◆ **WHAT NEEDS TO BE DONE**
Please write the listing below out again exactly, leaving every picture behind.

◆ **RECORDED INFORMATION**
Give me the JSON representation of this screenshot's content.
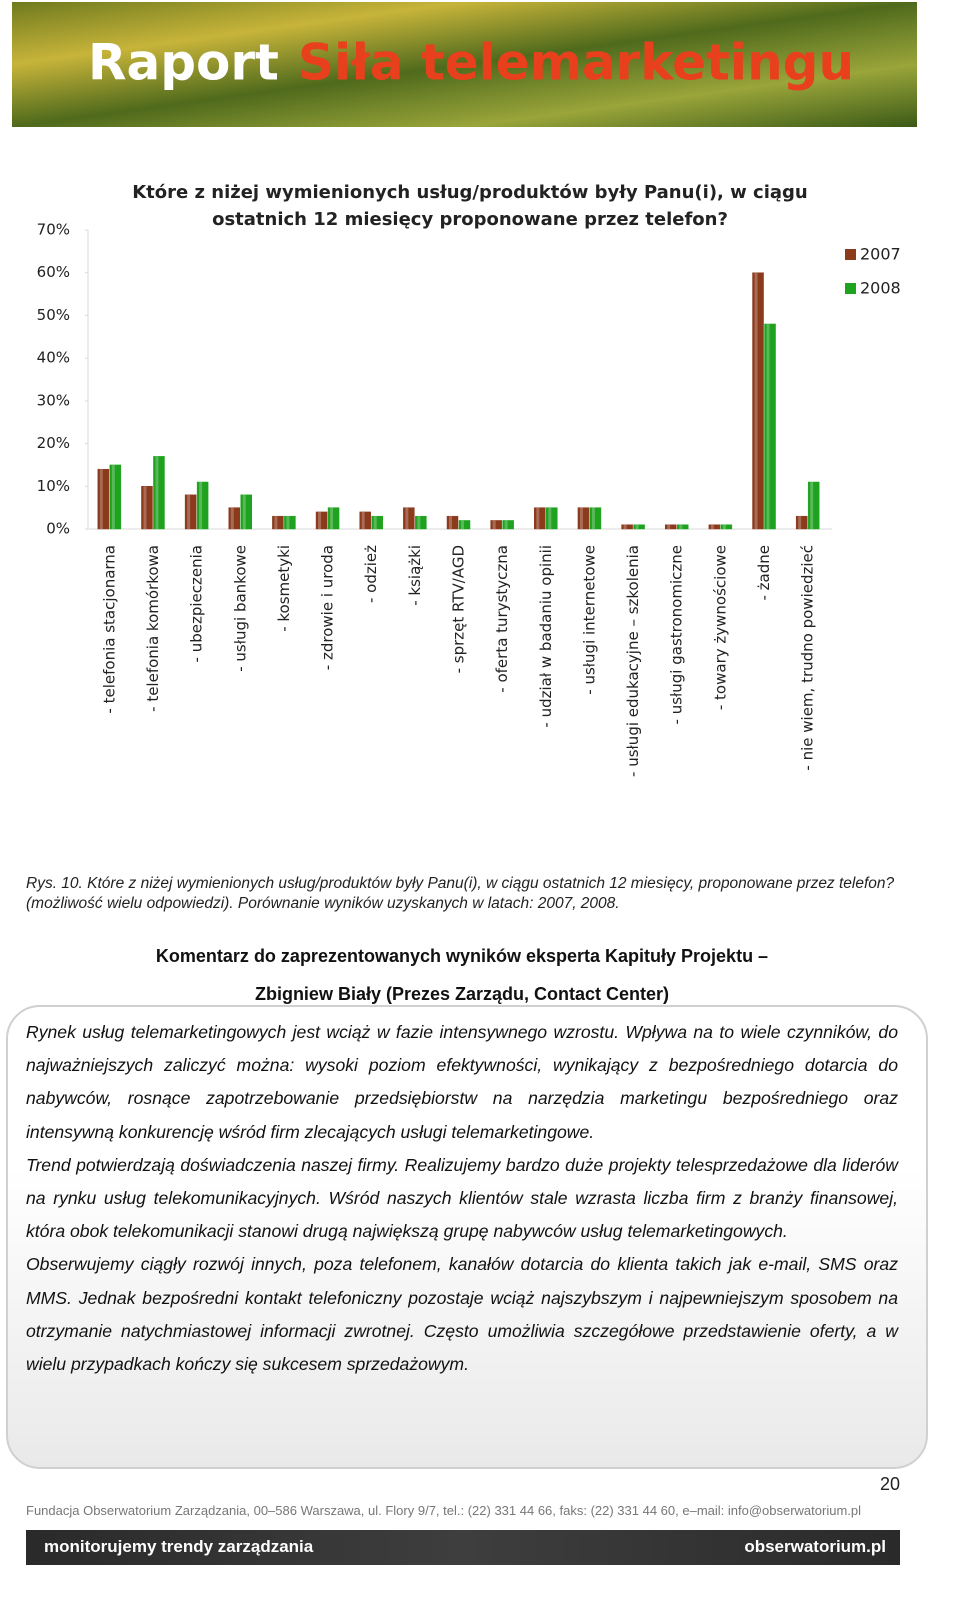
{
  "header": {
    "title_1": "Raport",
    "title_2": "Siła telemarketingu"
  },
  "chart_data": {
    "type": "bar",
    "title": "Które z niżej wymienionych usług/produktów były Panu(i),  w ciągu ostatnich 12 miesięcy proponowane przez telefon?",
    "categories": [
      "- telefonia stacjonarna",
      "- telefonia komórkowa",
      "- ubezpieczenia",
      "- usługi bankowe",
      "- kosmetyki",
      "- zdrowie i uroda",
      "- odzież",
      "- książki",
      "- sprzęt RTV/AGD",
      "- oferta turystyczna",
      "- udział w badaniu opinii",
      "- usługi internetowe",
      "- usługi edukacyjne – szkolenia",
      "- usługi gastronomiczne",
      "- towary żywnościowe",
      "- żadne",
      "- nie wiem, trudno powiedzieć"
    ],
    "series": [
      {
        "name": "2007",
        "color": "#8b3a1c",
        "values": [
          14,
          10,
          8,
          5,
          3,
          4,
          4,
          5,
          3,
          2,
          5,
          5,
          1,
          1,
          1,
          60,
          3
        ]
      },
      {
        "name": "2008",
        "color": "#1fa21f",
        "values": [
          15,
          17,
          11,
          8,
          3,
          5,
          3,
          3,
          2,
          2,
          5,
          5,
          1,
          1,
          1,
          48,
          11
        ]
      }
    ],
    "ylim": [
      0,
      70
    ],
    "yticks": [
      {
        "value": 0,
        "label": "0%"
      },
      {
        "value": 10,
        "label": "10%"
      },
      {
        "value": 20,
        "label": "20%"
      },
      {
        "value": 30,
        "label": "30%"
      },
      {
        "value": 40,
        "label": "40%"
      },
      {
        "value": 50,
        "label": "50%"
      },
      {
        "value": 60,
        "label": "60%"
      },
      {
        "value": 70,
        "label": "70%"
      }
    ],
    "grid": false,
    "legend": "right"
  },
  "caption": "Rys. 10. Które z niżej wymienionych usług/produktów były Panu(i), w ciągu ostatnich 12 miesięcy, proponowane przez telefon?(możliwość wielu odpowiedzi). Porównanie wyników uzyskanych w latach: 2007, 2008.",
  "commentary": {
    "heading_1": "Komentarz do zaprezentowanych wyników eksperta Kapituły Projektu –",
    "heading_2": "Zbigniew Biały (Prezes Zarządu, Contact Center)",
    "paragraphs": [
      "Rynek usług telemarketingowych jest wciąż w fazie intensywnego wzrostu. Wpływa na to wiele czynników, do najważniejszych zaliczyć można: wysoki poziom efektywności, wynikający z bezpośredniego dotarcia do nabywców, rosnące zapotrzebowanie przedsiębiorstw na narzędzia marketingu bezpośredniego oraz intensywną konkurencję wśród firm zlecających usługi telemarketingowe.",
      "Trend potwierdzają doświadczenia naszej firmy. Realizujemy bardzo duże projekty telesprzedażowe dla liderów na rynku usług telekomunikacyjnych. Wśród naszych klientów stale wzrasta liczba firm z branży finansowej, która obok telekomunikacji stanowi drugą największą grupę nabywców usług telemarketingowych.",
      "Obserwujemy ciągły rozwój innych, poza telefonem, kanałów dotarcia do klienta takich jak e-mail, SMS oraz MMS. Jednak bezpośredni kontakt telefoniczny pozostaje wciąż najszybszym i najpewniejszym sposobem na otrzymanie natychmiastowej informacji zwrotnej. Często umożliwia szczegółowe przedstawienie oferty, a w wielu przypadkach kończy się sukcesem sprzedażowym."
    ]
  },
  "page_number": 20,
  "footer": {
    "address": "Fundacja Obserwatorium Zarządzania, 00–586 Warszawa, ul. Flory 9/7, tel.: (22) 331 44 66, faks: (22) 331 44 60, e–mail: info@obserwatorium.pl",
    "slogan": "monitorujemy trendy zarządzania",
    "website": "obserwatorium.pl"
  }
}
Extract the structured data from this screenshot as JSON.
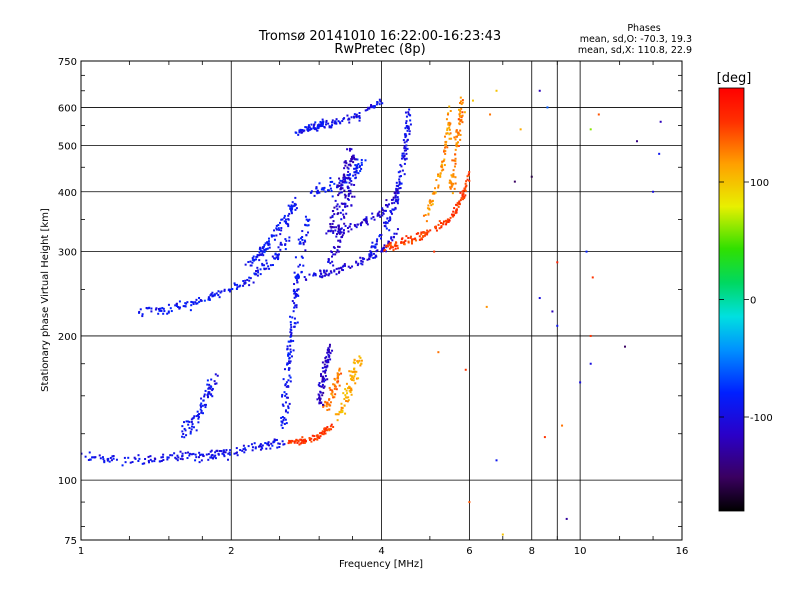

◆ **IN RESPONSE**
Give me the JSON representation of this screenshot's content.
{
  "header": {
    "title_1": "Raport",
    "title_2": "Siła telemarketingu"
  },
  "chart_data": {
    "type": "bar",
    "title": "Które z niżej wymienionych usług/produktów były Panu(i),  w ciągu ostatnich 12 miesięcy proponowane przez telefon?",
    "categories": [
      "- telefonia stacjonarna",
      "- telefonia komórkowa",
      "- ubezpieczenia",
      "- usługi bankowe",
      "- kosmetyki",
      "- zdrowie i uroda",
      "- odzież",
      "- książki",
      "- sprzęt RTV/AGD",
      "- oferta turystyczna",
      "- udział w badaniu opinii",
      "- usługi internetowe",
      "- usługi edukacyjne – szkolenia",
      "- usługi gastronomiczne",
      "- towary żywnościowe",
      "- żadne",
      "- nie wiem, trudno powiedzieć"
    ],
    "series": [
      {
        "name": "2007",
        "color": "#8b3a1c",
        "values": [
          14,
          10,
          8,
          5,
          3,
          4,
          4,
          5,
          3,
          2,
          5,
          5,
          1,
          1,
          1,
          60,
          3
        ]
      },
      {
        "name": "2008",
        "color": "#1fa21f",
        "values": [
          15,
          17,
          11,
          8,
          3,
          5,
          3,
          3,
          2,
          2,
          5,
          5,
          1,
          1,
          1,
          48,
          11
        ]
      }
    ],
    "ylim": [
      0,
      70
    ],
    "yticks": [
      {
        "value": 0,
        "label": "0%"
      },
      {
        "value": 10,
        "label": "10%"
      },
      {
        "value": 20,
        "label": "20%"
      },
      {
        "value": 30,
        "label": "30%"
      },
      {
        "value": 40,
        "label": "40%"
      },
      {
        "value": 50,
        "label": "50%"
      },
      {
        "value": 60,
        "label": "60%"
      },
      {
        "value": 70,
        "label": "70%"
      }
    ],
    "grid": false,
    "legend": "right"
  },
  "caption": "Rys. 10. Które z niżej wymienionych usług/produktów były Panu(i), w ciągu ostatnich 12 miesięcy, proponowane przez telefon?(możliwość wielu odpowiedzi). Porównanie wyników uzyskanych w latach: 2007, 2008.",
  "commentary": {
    "heading_1": "Komentarz do zaprezentowanych wyników eksperta Kapituły Projektu –",
    "heading_2": "Zbigniew Biały (Prezes Zarządu, Contact Center)",
    "paragraphs": [
      "Rynek usług telemarketingowych jest wciąż w fazie intensywnego wzrostu. Wpływa na to wiele czynników, do najważniejszych zaliczyć można: wysoki poziom efektywności, wynikający z bezpośredniego dotarcia do nabywców, rosnące zapotrzebowanie przedsiębiorstw na narzędzia marketingu bezpośredniego oraz intensywną konkurencję wśród firm zlecających usługi telemarketingowe.",
      "Trend potwierdzają doświadczenia naszej firmy. Realizujemy bardzo duże projekty telesprzedażowe dla liderów na rynku usług telekomunikacyjnych. Wśród naszych klientów stale wzrasta liczba firm z branży finansowej, która obok telekomunikacji stanowi drugą największą grupę nabywców usług telemarketingowych.",
      "Obserwujemy ciągły rozwój innych, poza telefonem, kanałów dotarcia do klienta takich jak e-mail, SMS oraz MMS. Jednak bezpośredni kontakt telefoniczny pozostaje wciąż najszybszym i najpewniejszym sposobem na otrzymanie natychmiastowej informacji zwrotnej. Często umożliwia szczegółowe przedstawienie oferty, a w wielu przypadkach kończy się sukcesem sprzedażowym."
    ]
  },
  "page_number": 20,
  "footer": {
    "address": "Fundacja Obserwatorium Zarządzania, 00–586 Warszawa, ul. Flory 9/7, tel.: (22) 331 44 66, faks: (22) 331 44 60, e–mail: info@obserwatorium.pl",
    "slogan": "monitorujemy trendy zarządzania",
    "website": "obserwatorium.pl"
  }
}
Extract the structured data from this screenshot as JSON.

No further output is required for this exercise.